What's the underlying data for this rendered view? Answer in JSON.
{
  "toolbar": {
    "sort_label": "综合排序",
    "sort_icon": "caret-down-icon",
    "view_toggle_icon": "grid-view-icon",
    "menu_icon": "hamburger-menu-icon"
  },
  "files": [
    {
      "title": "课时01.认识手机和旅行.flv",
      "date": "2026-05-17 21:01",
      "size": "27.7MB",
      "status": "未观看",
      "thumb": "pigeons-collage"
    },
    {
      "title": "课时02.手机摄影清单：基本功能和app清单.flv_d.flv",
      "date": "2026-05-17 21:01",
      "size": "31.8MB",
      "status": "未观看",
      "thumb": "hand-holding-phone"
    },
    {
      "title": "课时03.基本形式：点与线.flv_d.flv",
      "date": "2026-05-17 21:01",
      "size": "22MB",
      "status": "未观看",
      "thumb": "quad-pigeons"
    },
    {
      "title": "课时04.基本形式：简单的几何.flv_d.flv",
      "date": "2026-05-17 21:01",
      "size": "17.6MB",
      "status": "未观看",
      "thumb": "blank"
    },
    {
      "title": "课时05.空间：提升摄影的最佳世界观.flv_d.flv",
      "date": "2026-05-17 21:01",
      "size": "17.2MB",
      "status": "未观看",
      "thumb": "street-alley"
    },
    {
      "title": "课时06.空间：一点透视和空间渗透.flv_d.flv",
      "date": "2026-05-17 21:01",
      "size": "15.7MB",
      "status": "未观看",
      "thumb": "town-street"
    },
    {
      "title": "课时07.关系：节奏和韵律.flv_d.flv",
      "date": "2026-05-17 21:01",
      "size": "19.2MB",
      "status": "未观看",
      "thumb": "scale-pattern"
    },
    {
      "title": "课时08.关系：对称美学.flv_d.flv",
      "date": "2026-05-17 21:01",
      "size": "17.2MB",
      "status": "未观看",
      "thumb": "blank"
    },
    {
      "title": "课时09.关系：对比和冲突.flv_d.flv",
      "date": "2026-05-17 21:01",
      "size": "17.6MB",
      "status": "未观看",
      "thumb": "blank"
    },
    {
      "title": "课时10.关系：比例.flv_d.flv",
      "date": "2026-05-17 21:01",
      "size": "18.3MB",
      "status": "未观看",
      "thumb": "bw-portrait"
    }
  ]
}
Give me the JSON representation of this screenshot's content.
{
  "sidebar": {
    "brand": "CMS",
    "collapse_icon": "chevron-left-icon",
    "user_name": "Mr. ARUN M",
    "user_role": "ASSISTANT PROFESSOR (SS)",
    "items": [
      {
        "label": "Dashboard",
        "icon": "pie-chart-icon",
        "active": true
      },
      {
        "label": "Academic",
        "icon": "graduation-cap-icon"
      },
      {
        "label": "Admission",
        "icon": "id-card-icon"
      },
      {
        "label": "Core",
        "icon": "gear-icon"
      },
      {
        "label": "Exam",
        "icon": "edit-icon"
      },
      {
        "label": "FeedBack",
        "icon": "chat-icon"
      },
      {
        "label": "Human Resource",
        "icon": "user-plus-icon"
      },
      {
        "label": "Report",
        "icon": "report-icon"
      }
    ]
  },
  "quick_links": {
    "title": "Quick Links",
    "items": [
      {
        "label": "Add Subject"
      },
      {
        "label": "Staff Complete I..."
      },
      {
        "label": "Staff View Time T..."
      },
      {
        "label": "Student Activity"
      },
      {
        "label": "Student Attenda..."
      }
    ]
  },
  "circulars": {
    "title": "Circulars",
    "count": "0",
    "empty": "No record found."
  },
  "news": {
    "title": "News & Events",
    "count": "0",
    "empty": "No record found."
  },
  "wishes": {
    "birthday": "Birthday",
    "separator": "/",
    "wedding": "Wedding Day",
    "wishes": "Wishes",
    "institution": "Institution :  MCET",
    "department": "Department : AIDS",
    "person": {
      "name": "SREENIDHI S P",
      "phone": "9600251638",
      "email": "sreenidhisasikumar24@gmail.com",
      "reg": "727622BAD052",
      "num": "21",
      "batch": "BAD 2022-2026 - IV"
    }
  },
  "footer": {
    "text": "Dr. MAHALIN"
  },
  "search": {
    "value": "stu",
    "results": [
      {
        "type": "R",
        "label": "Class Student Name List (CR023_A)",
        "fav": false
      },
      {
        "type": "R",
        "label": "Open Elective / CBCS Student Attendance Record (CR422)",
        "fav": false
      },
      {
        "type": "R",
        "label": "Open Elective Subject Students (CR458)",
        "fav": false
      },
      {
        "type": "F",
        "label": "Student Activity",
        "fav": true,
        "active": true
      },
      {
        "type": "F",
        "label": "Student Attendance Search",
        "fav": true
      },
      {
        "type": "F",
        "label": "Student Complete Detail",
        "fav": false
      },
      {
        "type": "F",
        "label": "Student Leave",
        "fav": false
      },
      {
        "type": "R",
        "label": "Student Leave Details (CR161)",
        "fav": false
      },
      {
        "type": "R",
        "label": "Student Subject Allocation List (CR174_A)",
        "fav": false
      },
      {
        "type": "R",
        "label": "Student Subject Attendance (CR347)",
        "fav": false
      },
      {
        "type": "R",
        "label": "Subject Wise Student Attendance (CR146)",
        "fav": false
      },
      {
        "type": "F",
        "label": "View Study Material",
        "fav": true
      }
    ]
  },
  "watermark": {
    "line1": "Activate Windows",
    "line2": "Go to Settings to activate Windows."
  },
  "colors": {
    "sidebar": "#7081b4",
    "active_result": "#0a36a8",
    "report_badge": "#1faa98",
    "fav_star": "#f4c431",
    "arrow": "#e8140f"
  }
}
+---+
### THE PROBLEM
Every entry should be printed again exactly as written.

### REPLY
What's the underlying data for this rendered view? Answer in JSON.
{
  "toolbar": {
    "sort_label": "综合排序",
    "sort_icon": "caret-down-icon",
    "view_toggle_icon": "grid-view-icon",
    "menu_icon": "hamburger-menu-icon"
  },
  "files": [
    {
      "title": "课时01.认识手机和旅行.flv",
      "date": "2026-05-17 21:01",
      "size": "27.7MB",
      "status": "未观看",
      "thumb": "pigeons-collage"
    },
    {
      "title": "课时02.手机摄影清单：基本功能和app清单.flv_d.flv",
      "date": "2026-05-17 21:01",
      "size": "31.8MB",
      "status": "未观看",
      "thumb": "hand-holding-phone"
    },
    {
      "title": "课时03.基本形式：点与线.flv_d.flv",
      "date": "2026-05-17 21:01",
      "size": "22MB",
      "status": "未观看",
      "thumb": "quad-pigeons"
    },
    {
      "title": "课时04.基本形式：简单的几何.flv_d.flv",
      "date": "2026-05-17 21:01",
      "size": "17.6MB",
      "status": "未观看",
      "thumb": "blank"
    },
    {
      "title": "课时05.空间：提升摄影的最佳世界观.flv_d.flv",
      "date": "2026-05-17 21:01",
      "size": "17.2MB",
      "status": "未观看",
      "thumb": "street-alley"
    },
    {
      "title": "课时06.空间：一点透视和空间渗透.flv_d.flv",
      "date": "2026-05-17 21:01",
      "size": "15.7MB",
      "status": "未观看",
      "thumb": "town-street"
    },
    {
      "title": "课时07.关系：节奏和韵律.flv_d.flv",
      "date": "2026-05-17 21:01",
      "size": "19.2MB",
      "status": "未观看",
      "thumb": "scale-pattern"
    },
    {
      "title": "课时08.关系：对称美学.flv_d.flv",
      "date": "2026-05-17 21:01",
      "size": "17.2MB",
      "status": "未观看",
      "thumb": "blank"
    },
    {
      "title": "课时09.关系：对比和冲突.flv_d.flv",
      "date": "2026-05-17 21:01",
      "size": "17.6MB",
      "status": "未观看",
      "thumb": "blank"
    },
    {
      "title": "课时10.关系：比例.flv_d.flv",
      "date": "2026-05-17 21:01",
      "size": "18.3MB",
      "status": "未观看",
      "thumb": "bw-portrait"
    }
  ]
}
Give me the JSON representation of this screenshot's content.
{
  "sidebar": {
    "brand": "CMS",
    "collapse_icon": "chevron-left-icon",
    "user_name": "Mr. ARUN M",
    "user_role": "ASSISTANT PROFESSOR (SS)",
    "items": [
      {
        "label": "Dashboard",
        "icon": "pie-chart-icon",
        "active": true
      },
      {
        "label": "Academic",
        "icon": "graduation-cap-icon"
      },
      {
        "label": "Admission",
        "icon": "id-card-icon"
      },
      {
        "label": "Core",
        "icon": "gear-icon"
      },
      {
        "label": "Exam",
        "icon": "edit-icon"
      },
      {
        "label": "FeedBack",
        "icon": "chat-icon"
      },
      {
        "label": "Human Resource",
        "icon": "user-plus-icon"
      },
      {
        "label": "Report",
        "icon": "report-icon"
      }
    ]
  },
  "quick_links": {
    "title": "Quick Links",
    "items": [
      {
        "label": "Add Subject"
      },
      {
        "label": "Staff Complete I..."
      },
      {
        "label": "Staff View Time T..."
      },
      {
        "label": "Student Activity"
      },
      {
        "label": "Student Attenda..."
      }
    ]
  },
  "circulars": {
    "title": "Circulars",
    "count": "0",
    "empty": "No record found."
  },
  "news": {
    "title": "News & Events",
    "count": "0",
    "empty": "No record found."
  },
  "wishes": {
    "birthday": "Birthday",
    "separator": "/",
    "wedding": "Wedding Day",
    "wishes": "Wishes",
    "institution": "Institution :  MCET",
    "department": "Department : AIDS",
    "person": {
      "name": "SREENIDHI S P",
      "phone": "9600251638",
      "email": "sreenidhisasikumar24@gmail.com",
      "reg": "727622BAD052",
      "num": "21",
      "batch": "BAD 2022-2026 - IV"
    }
  },
  "footer": {
    "text": "Dr. MAHALIN"
  },
  "search": {
    "value": "stu",
    "results": [
      {
        "type": "R",
        "label": "Class Student Name List (CR023_A)",
        "fav": false
      },
      {
        "type": "R",
        "label": "Open Elective / CBCS Student Attendance Record (CR422)",
        "fav": false
      },
      {
        "type": "R",
        "label": "Open Elective Subject Students (CR458)",
        "fav": false
      },
      {
        "type": "F",
        "label": "Student Activity",
        "fav": true,
        "active": true
      },
      {
        "type": "F",
        "label": "Student Attendance Search",
        "fav": true
      },
      {
        "type": "F",
        "label": "Student Complete Detail",
        "fav": false
      },
      {
        "type": "F",
        "label": "Student Leave",
        "fav": false
      },
      {
        "type": "R",
        "label": "Student Leave Details (CR161)",
        "fav": false
      },
      {
        "type": "R",
        "label": "Student Subject Allocation List (CR174_A)",
        "fav": false
      },
      {
        "type": "R",
        "label": "Student Subject Attendance (CR347)",
        "fav": false
      },
      {
        "type": "R",
        "label": "Subject Wise Student Attendance (CR146)",
        "fav": false
      },
      {
        "type": "F",
        "label": "View Study Material",
        "fav": true
      }
    ]
  },
  "watermark": {
    "line1": "Activate Windows",
    "line2": "Go to Settings to activate Windows."
  },
  "colors": {
    "sidebar": "#7081b4",
    "active_result": "#0a36a8",
    "report_badge": "#1faa98",
    "fav_star": "#f4c431",
    "arrow": "#e8140f"
  }
}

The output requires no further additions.